**What is being asked:**
Write out all lines holding the word "period".

== Data lines

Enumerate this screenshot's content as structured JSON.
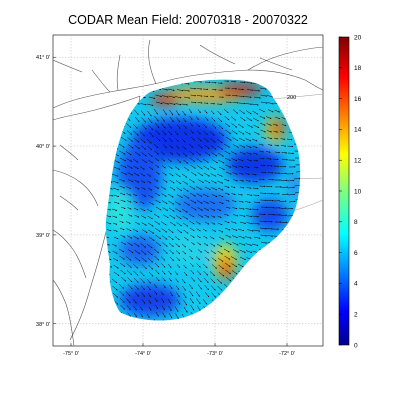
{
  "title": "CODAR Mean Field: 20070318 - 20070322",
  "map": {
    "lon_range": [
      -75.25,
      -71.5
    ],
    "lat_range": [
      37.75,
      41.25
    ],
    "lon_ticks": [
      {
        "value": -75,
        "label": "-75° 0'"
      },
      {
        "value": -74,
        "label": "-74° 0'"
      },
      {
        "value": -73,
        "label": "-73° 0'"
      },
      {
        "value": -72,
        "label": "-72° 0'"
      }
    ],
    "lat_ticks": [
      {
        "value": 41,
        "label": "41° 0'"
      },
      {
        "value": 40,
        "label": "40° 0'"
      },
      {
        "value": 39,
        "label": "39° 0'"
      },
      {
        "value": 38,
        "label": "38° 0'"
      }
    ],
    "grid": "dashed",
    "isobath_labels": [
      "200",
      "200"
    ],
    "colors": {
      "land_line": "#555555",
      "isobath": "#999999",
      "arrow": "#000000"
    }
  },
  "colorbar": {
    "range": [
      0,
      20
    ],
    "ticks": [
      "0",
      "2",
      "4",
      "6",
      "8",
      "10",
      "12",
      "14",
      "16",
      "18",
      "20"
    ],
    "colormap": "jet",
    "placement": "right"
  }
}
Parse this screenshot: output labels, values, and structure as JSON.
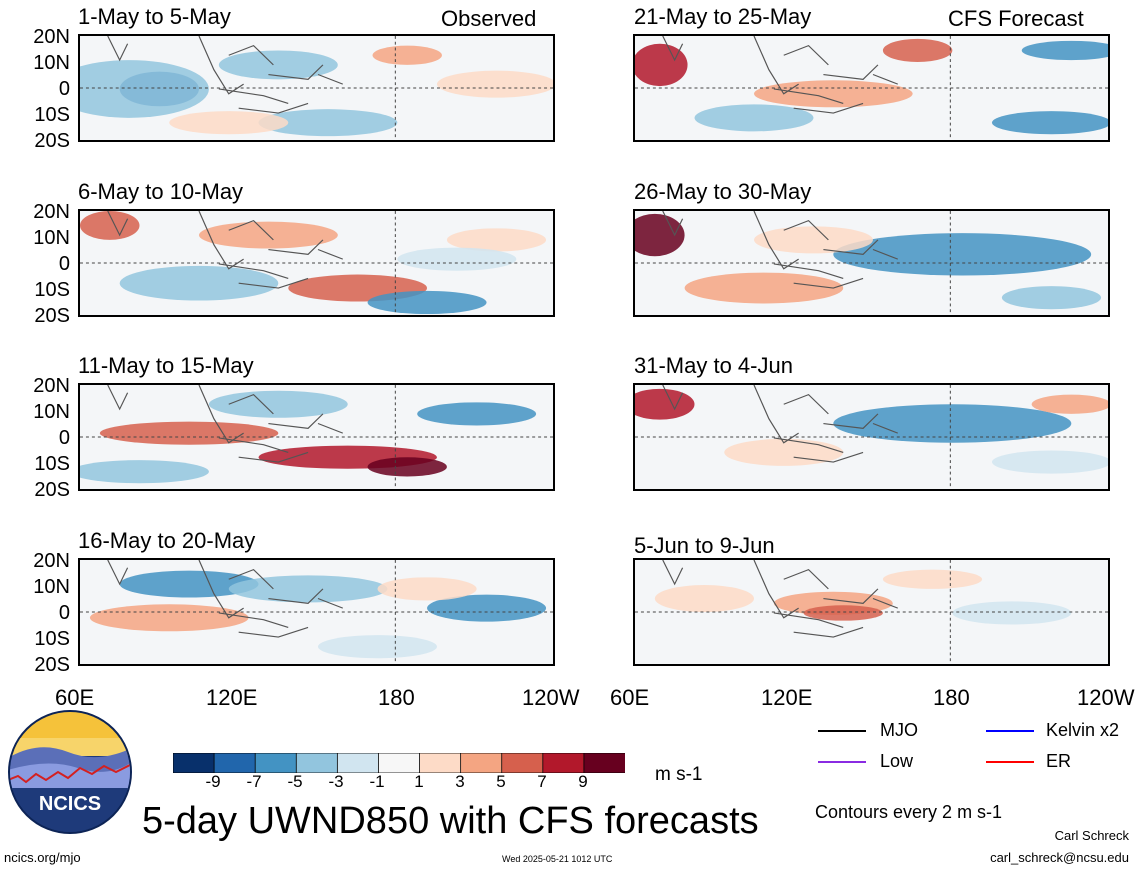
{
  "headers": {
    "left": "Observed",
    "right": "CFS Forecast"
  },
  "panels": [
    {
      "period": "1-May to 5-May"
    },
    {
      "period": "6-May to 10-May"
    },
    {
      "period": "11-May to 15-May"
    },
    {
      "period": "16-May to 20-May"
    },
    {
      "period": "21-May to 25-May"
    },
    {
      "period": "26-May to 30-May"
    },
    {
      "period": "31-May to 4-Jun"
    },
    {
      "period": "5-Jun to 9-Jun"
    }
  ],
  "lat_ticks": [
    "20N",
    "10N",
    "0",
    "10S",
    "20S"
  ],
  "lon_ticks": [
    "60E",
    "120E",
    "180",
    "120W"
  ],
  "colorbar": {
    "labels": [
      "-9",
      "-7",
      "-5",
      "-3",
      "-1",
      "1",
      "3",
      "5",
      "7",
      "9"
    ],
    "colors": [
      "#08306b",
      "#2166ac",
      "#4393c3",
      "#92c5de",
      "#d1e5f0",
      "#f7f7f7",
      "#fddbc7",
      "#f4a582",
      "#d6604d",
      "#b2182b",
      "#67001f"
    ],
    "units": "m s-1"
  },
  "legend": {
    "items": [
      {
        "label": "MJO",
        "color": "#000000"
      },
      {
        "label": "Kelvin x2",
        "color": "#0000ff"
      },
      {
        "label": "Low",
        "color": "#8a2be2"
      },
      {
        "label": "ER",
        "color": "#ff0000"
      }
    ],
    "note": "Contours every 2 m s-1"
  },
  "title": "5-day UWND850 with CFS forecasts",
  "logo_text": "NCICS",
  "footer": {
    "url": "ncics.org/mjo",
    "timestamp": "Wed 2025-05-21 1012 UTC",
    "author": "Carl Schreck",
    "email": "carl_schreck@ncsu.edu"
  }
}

====

**Response to this task:**
      "period": "1-May to 5-May"
      "period": "6-May to 10-May"
      "period": "11-May to 15-May"
      "period": "16-May to 20-May"
      "period": "21-May to 25-May"
      "period": "26-May to 30-May"
      "period": "31-May to 4-Jun"
      "period": "5-Jun to 9-Jun"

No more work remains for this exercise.